#### [STATED TASK 1]
List every month named in the following passage about dissents from Committee actions on RP's.

____________________

Mr. Brimmer had dissented from this action because he felt that
excessive reliance was being placed on RP's in open market operations. He was also disturbed about the frequency with which RP's
had been made recently at rates below the lower limit that would
obtain in the absence of Committee action to suspend the relevant
provision of the continuing authority directive. He thought that
since such RP rates were typically below yields on 3-month Treasury
bills, their continued use might give the market a misleading impression of the Committee's policy objectives.
Mr. Robertson had dissented from the action in question for the
same reasons underlying his dissents from similar actions taken in
December and January. He preferred to have needed reserves injected into the banking system by means of outright purchases of
Treasury securities in the open market rather than through RP's
with Government securities dealers. In his judgment such agreements actually constituted subsidized loans to dealers,
The action of March 7 was ratified by unanimous vote at today's
meeting. Messrs. Brimmer and Robertson, having recorded their
dissents from the action of March 7, did not consider it necessary
to dissent also from the ratification.

____________________

#### [STATED TASK 2]
Lay out the entries below as a JSON list of strings, one string per line, omitting blank lines. Start at the first line of the entries and stop after the line containing "price-tick-label: 4173.0 —".

Element and coordinate entries:
____________________

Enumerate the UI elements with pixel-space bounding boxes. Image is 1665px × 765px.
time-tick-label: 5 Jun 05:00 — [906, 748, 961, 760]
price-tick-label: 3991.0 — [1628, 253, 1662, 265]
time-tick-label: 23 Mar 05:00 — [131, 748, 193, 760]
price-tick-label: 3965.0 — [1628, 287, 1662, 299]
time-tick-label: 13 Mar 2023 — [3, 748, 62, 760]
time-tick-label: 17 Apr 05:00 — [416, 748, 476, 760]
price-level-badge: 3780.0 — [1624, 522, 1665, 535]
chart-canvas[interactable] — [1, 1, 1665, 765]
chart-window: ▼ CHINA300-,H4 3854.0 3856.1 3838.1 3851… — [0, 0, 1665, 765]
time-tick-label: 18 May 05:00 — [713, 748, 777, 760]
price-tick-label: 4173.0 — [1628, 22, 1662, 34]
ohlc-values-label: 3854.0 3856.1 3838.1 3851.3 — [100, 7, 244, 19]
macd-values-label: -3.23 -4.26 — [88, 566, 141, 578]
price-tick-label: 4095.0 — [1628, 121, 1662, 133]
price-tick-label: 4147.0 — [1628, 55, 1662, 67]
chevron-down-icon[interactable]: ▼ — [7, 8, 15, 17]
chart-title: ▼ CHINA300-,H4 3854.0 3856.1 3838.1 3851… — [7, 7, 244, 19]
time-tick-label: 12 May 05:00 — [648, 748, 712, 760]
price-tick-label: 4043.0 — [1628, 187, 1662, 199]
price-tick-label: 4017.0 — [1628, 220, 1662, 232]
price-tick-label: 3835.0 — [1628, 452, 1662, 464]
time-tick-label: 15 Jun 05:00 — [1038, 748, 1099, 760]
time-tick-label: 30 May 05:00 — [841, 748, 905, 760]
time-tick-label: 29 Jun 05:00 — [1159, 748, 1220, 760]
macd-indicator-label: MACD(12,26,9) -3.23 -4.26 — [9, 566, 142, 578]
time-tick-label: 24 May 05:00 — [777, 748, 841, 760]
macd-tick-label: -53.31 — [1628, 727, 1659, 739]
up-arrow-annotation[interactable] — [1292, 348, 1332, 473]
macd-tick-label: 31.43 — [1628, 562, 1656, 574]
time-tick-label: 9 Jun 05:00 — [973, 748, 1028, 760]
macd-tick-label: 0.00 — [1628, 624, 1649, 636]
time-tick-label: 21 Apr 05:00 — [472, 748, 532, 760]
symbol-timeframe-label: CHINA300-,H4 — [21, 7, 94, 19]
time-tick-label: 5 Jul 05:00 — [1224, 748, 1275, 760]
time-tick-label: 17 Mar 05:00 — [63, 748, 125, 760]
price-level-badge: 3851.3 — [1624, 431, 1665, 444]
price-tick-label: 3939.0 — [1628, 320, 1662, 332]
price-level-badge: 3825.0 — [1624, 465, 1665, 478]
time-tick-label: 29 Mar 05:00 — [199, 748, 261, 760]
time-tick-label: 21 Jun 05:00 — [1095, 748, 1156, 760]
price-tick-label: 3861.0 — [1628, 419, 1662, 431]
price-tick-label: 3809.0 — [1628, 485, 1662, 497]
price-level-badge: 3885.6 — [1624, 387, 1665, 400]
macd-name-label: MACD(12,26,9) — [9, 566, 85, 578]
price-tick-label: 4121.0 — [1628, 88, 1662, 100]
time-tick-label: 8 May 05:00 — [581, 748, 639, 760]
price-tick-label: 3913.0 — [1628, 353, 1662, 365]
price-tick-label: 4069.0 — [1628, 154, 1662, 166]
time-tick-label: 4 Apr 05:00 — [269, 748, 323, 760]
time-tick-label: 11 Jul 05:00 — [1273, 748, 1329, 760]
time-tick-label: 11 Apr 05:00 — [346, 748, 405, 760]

____________________

#### [CORRECT OUTPUT 1]
March, December, January

#### [CORRECT OUTPUT 2]
[
  "Enumerate the UI elements with pixel-space bounding boxes. Image is 1665px × 765px.",
  "time-tick-label: 5 Jun 05:00 — [906, 748, 961, 760]",
  "price-tick-label: 3991.0 — [1628, 253, 1662, 265]",
  "time-tick-label: 23 Mar 05:00 — [131, 748, 193, 760]",
  "price-tick-label: 3965.0 — [1628, 287, 1662, 299]",
  "time-tick-label: 13 Mar 2023 — [3, 748, 62, 760]",
  "time-tick-label: 17 Apr 05:00 — [416, 748, 476, 760]",
  "price-level-badge: 3780.0 — [1624, 522, 1665, 535]",
  "chart-canvas[interactable] — [1, 1, 1665, 765]",
  "chart-window: ▼ CHINA300-,H4 3854.0 3856.1 3838.1 3851… — [0, 0, 1665, 765]",
  "time-tick-label: 18 May 05:00 — [713, 748, 777, 760]",
  "price-tick-label: 4173.0 — [1628, 22, 1662, 34]"
]